-- BEGIN --

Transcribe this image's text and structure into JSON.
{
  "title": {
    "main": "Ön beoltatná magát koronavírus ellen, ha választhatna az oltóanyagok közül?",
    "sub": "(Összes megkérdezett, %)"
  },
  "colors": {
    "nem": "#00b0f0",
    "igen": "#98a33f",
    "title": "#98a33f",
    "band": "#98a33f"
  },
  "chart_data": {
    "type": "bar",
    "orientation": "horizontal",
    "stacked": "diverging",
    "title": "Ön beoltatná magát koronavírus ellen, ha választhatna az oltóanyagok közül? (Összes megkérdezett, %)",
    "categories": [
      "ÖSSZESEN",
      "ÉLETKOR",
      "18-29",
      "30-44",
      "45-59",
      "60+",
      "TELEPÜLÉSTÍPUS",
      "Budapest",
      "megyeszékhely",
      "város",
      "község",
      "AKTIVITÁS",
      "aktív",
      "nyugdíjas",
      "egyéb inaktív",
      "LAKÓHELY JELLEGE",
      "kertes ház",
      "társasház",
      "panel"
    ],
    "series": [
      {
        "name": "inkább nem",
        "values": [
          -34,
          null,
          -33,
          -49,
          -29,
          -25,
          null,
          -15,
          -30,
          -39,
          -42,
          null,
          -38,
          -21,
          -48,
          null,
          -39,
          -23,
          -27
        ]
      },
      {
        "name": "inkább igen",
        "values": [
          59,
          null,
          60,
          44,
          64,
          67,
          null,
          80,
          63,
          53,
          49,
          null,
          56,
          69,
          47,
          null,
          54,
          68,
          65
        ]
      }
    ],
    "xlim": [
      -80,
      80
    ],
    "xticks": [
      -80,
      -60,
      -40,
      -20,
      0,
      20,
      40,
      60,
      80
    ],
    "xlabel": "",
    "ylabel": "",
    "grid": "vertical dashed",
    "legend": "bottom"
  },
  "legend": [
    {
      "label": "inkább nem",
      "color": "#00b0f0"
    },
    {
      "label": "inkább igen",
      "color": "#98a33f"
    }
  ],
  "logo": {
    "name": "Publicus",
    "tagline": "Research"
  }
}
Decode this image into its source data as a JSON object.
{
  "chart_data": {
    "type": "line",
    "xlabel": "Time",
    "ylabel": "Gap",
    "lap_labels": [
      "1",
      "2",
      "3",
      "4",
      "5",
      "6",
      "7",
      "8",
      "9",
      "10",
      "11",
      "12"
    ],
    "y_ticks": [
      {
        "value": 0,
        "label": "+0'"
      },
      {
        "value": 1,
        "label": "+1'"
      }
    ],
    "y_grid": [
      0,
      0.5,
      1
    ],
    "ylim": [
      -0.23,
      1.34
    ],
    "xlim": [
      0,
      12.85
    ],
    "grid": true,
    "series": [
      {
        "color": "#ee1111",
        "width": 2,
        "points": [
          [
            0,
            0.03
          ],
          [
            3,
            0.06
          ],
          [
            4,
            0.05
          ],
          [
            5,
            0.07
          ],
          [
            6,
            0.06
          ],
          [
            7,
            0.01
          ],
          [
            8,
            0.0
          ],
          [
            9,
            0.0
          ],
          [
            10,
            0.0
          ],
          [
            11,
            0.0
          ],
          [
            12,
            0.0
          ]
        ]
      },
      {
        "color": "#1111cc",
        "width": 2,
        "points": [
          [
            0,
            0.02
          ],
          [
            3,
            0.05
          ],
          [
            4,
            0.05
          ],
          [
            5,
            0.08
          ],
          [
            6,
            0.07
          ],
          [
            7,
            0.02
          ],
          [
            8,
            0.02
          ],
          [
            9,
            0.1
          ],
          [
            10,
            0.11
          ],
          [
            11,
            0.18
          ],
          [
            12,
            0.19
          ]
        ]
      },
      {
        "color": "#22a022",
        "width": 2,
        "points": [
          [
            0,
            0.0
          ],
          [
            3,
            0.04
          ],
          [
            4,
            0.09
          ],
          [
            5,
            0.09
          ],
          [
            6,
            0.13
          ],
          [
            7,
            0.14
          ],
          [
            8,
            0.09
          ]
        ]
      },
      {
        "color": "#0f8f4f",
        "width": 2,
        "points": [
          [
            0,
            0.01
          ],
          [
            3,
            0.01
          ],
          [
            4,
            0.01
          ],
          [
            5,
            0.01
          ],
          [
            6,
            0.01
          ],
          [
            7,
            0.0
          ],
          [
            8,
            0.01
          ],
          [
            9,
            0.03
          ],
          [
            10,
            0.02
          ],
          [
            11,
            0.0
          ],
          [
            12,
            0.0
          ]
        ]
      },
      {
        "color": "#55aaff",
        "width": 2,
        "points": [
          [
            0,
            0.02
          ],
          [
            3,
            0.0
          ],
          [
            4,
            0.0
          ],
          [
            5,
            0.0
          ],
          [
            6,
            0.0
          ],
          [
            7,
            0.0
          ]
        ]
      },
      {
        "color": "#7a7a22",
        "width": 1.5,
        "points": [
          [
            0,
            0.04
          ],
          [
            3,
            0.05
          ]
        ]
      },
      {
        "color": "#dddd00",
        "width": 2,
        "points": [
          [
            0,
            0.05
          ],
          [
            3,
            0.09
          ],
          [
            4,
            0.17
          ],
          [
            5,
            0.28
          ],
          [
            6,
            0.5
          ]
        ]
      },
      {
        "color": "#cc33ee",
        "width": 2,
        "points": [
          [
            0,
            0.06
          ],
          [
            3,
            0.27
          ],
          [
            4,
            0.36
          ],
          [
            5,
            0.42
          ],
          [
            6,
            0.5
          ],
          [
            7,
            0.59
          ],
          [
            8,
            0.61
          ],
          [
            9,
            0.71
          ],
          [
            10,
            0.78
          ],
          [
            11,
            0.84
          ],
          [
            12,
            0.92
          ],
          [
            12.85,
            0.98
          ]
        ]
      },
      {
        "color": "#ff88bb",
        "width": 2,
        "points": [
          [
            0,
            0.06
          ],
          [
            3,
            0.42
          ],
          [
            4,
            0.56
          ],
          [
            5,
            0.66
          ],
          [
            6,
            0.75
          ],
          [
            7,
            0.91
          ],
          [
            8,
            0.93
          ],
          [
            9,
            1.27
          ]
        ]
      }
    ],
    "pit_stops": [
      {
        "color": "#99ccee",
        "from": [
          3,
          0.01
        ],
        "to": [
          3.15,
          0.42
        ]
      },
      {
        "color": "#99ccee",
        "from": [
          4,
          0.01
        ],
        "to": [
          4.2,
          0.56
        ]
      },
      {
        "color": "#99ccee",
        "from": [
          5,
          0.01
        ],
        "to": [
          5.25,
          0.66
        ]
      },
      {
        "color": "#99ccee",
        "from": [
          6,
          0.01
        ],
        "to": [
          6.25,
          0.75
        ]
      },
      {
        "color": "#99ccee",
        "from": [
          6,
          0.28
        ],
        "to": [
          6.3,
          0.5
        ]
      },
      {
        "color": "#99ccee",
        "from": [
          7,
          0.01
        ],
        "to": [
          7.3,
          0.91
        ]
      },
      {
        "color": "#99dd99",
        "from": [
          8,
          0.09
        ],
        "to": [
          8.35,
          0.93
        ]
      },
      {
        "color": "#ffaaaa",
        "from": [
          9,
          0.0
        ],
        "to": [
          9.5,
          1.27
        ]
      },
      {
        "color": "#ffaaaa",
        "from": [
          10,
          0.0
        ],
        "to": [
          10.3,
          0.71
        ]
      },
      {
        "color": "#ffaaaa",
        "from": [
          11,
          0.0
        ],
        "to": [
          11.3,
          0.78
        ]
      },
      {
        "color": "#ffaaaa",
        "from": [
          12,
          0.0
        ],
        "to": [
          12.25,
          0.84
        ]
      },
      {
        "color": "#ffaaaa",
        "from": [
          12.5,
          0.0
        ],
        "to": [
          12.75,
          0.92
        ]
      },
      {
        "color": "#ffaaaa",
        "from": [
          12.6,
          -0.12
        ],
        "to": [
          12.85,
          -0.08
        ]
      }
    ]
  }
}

-- END --

EXERCISE DETAILS
Reproduce each line of the material above precisely.

SOLUTION TO THIS EXERCISE
Transcribe this image's text and structure into JSON.
{
  "title": {
    "main": "Ön beoltatná magát koronavírus ellen, ha választhatna az oltóanyagok közül?",
    "sub": "(Összes megkérdezett, %)"
  },
  "colors": {
    "nem": "#00b0f0",
    "igen": "#98a33f",
    "title": "#98a33f",
    "band": "#98a33f"
  },
  "chart_data": {
    "type": "bar",
    "orientation": "horizontal",
    "stacked": "diverging",
    "title": "Ön beoltatná magát koronavírus ellen, ha választhatna az oltóanyagok közül? (Összes megkérdezett, %)",
    "categories": [
      "ÖSSZESEN",
      "ÉLETKOR",
      "18-29",
      "30-44",
      "45-59",
      "60+",
      "TELEPÜLÉSTÍPUS",
      "Budapest",
      "megyeszékhely",
      "város",
      "község",
      "AKTIVITÁS",
      "aktív",
      "nyugdíjas",
      "egyéb inaktív",
      "LAKÓHELY JELLEGE",
      "kertes ház",
      "társasház",
      "panel"
    ],
    "series": [
      {
        "name": "inkább nem",
        "values": [
          -34,
          null,
          -33,
          -49,
          -29,
          -25,
          null,
          -15,
          -30,
          -39,
          -42,
          null,
          -38,
          -21,
          -48,
          null,
          -39,
          -23,
          -27
        ]
      },
      {
        "name": "inkább igen",
        "values": [
          59,
          null,
          60,
          44,
          64,
          67,
          null,
          80,
          63,
          53,
          49,
          null,
          56,
          69,
          47,
          null,
          54,
          68,
          65
        ]
      }
    ],
    "xlim": [
      -80,
      80
    ],
    "xticks": [
      -80,
      -60,
      -40,
      -20,
      0,
      20,
      40,
      60,
      80
    ],
    "xlabel": "",
    "ylabel": "",
    "grid": "vertical dashed",
    "legend": "bottom"
  },
  "legend": [
    {
      "label": "inkább nem",
      "color": "#00b0f0"
    },
    {
      "label": "inkább igen",
      "color": "#98a33f"
    }
  ],
  "logo": {
    "name": "Publicus",
    "tagline": "Research"
  }
}
Decode this image into its source data as a JSON object.
{
  "chart_data": {
    "type": "line",
    "xlabel": "Time",
    "ylabel": "Gap",
    "lap_labels": [
      "1",
      "2",
      "3",
      "4",
      "5",
      "6",
      "7",
      "8",
      "9",
      "10",
      "11",
      "12"
    ],
    "y_ticks": [
      {
        "value": 0,
        "label": "+0'"
      },
      {
        "value": 1,
        "label": "+1'"
      }
    ],
    "y_grid": [
      0,
      0.5,
      1
    ],
    "ylim": [
      -0.23,
      1.34
    ],
    "xlim": [
      0,
      12.85
    ],
    "grid": true,
    "series": [
      {
        "color": "#ee1111",
        "width": 2,
        "points": [
          [
            0,
            0.03
          ],
          [
            3,
            0.06
          ],
          [
            4,
            0.05
          ],
          [
            5,
            0.07
          ],
          [
            6,
            0.06
          ],
          [
            7,
            0.01
          ],
          [
            8,
            0.0
          ],
          [
            9,
            0.0
          ],
          [
            10,
            0.0
          ],
          [
            11,
            0.0
          ],
          [
            12,
            0.0
          ]
        ]
      },
      {
        "color": "#1111cc",
        "width": 2,
        "points": [
          [
            0,
            0.02
          ],
          [
            3,
            0.05
          ],
          [
            4,
            0.05
          ],
          [
            5,
            0.08
          ],
          [
            6,
            0.07
          ],
          [
            7,
            0.02
          ],
          [
            8,
            0.02
          ],
          [
            9,
            0.1
          ],
          [
            10,
            0.11
          ],
          [
            11,
            0.18
          ],
          [
            12,
            0.19
          ]
        ]
      },
      {
        "color": "#22a022",
        "width": 2,
        "points": [
          [
            0,
            0.0
          ],
          [
            3,
            0.04
          ],
          [
            4,
            0.09
          ],
          [
            5,
            0.09
          ],
          [
            6,
            0.13
          ],
          [
            7,
            0.14
          ],
          [
            8,
            0.09
          ]
        ]
      },
      {
        "color": "#0f8f4f",
        "width": 2,
        "points": [
          [
            0,
            0.01
          ],
          [
            3,
            0.01
          ],
          [
            4,
            0.01
          ],
          [
            5,
            0.01
          ],
          [
            6,
            0.01
          ],
          [
            7,
            0.0
          ],
          [
            8,
            0.01
          ],
          [
            9,
            0.03
          ],
          [
            10,
            0.02
          ],
          [
            11,
            0.0
          ],
          [
            12,
            0.0
          ]
        ]
      },
      {
        "color": "#55aaff",
        "width": 2,
        "points": [
          [
            0,
            0.02
          ],
          [
            3,
            0.0
          ],
          [
            4,
            0.0
          ],
          [
            5,
            0.0
          ],
          [
            6,
            0.0
          ],
          [
            7,
            0.0
          ]
        ]
      },
      {
        "color": "#7a7a22",
        "width": 1.5,
        "points": [
          [
            0,
            0.04
          ],
          [
            3,
            0.05
          ]
        ]
      },
      {
        "color": "#dddd00",
        "width": 2,
        "points": [
          [
            0,
            0.05
          ],
          [
            3,
            0.09
          ],
          [
            4,
            0.17
          ],
          [
            5,
            0.28
          ],
          [
            6,
            0.5
          ]
        ]
      },
      {
        "color": "#cc33ee",
        "width": 2,
        "points": [
          [
            0,
            0.06
          ],
          [
            3,
            0.27
          ],
          [
            4,
            0.36
          ],
          [
            5,
            0.42
          ],
          [
            6,
            0.5
          ],
          [
            7,
            0.59
          ],
          [
            8,
            0.61
          ],
          [
            9,
            0.71
          ],
          [
            10,
            0.78
          ],
          [
            11,
            0.84
          ],
          [
            12,
            0.92
          ],
          [
            12.85,
            0.98
          ]
        ]
      },
      {
        "color": "#ff88bb",
        "width": 2,
        "points": [
          [
            0,
            0.06
          ],
          [
            3,
            0.42
          ],
          [
            4,
            0.56
          ],
          [
            5,
            0.66
          ],
          [
            6,
            0.75
          ],
          [
            7,
            0.91
          ],
          [
            8,
            0.93
          ],
          [
            9,
            1.27
          ]
        ]
      }
    ],
    "pit_stops": [
      {
        "color": "#99ccee",
        "from": [
          3,
          0.01
        ],
        "to": [
          3.15,
          0.42
        ]
      },
      {
        "color": "#99ccee",
        "from": [
          4,
          0.01
        ],
        "to": [
          4.2,
          0.56
        ]
      },
      {
        "color": "#99ccee",
        "from": [
          5,
          0.01
        ],
        "to": [
          5.25,
          0.66
        ]
      },
      {
        "color": "#99ccee",
        "from": [
          6,
          0.01
        ],
        "to": [
          6.25,
          0.75
        ]
      },
      {
        "color": "#99ccee",
        "from": [
          6,
          0.28
        ],
        "to": [
          6.3,
          0.5
        ]
      },
      {
        "color": "#99ccee",
        "from": [
          7,
          0.01
        ],
        "to": [
          7.3,
          0.91
        ]
      },
      {
        "color": "#99dd99",
        "from": [
          8,
          0.09
        ],
        "to": [
          8.35,
          0.93
        ]
      },
      {
        "color": "#ffaaaa",
        "from": [
          9,
          0.0
        ],
        "to": [
          9.5,
          1.27
        ]
      },
      {
        "color": "#ffaaaa",
        "from": [
          10,
          0.0
        ],
        "to": [
          10.3,
          0.71
        ]
      },
      {
        "color": "#ffaaaa",
        "from": [
          11,
          0.0
        ],
        "to": [
          11.3,
          0.78
        ]
      },
      {
        "color": "#ffaaaa",
        "from": [
          12,
          0.0
        ],
        "to": [
          12.25,
          0.84
        ]
      },
      {
        "color": "#ffaaaa",
        "from": [
          12.5,
          0.0
        ],
        "to": [
          12.75,
          0.92
        ]
      },
      {
        "color": "#ffaaaa",
        "from": [
          12.6,
          -0.12
        ],
        "to": [
          12.85,
          -0.08
        ]
      }
    ]
  }
}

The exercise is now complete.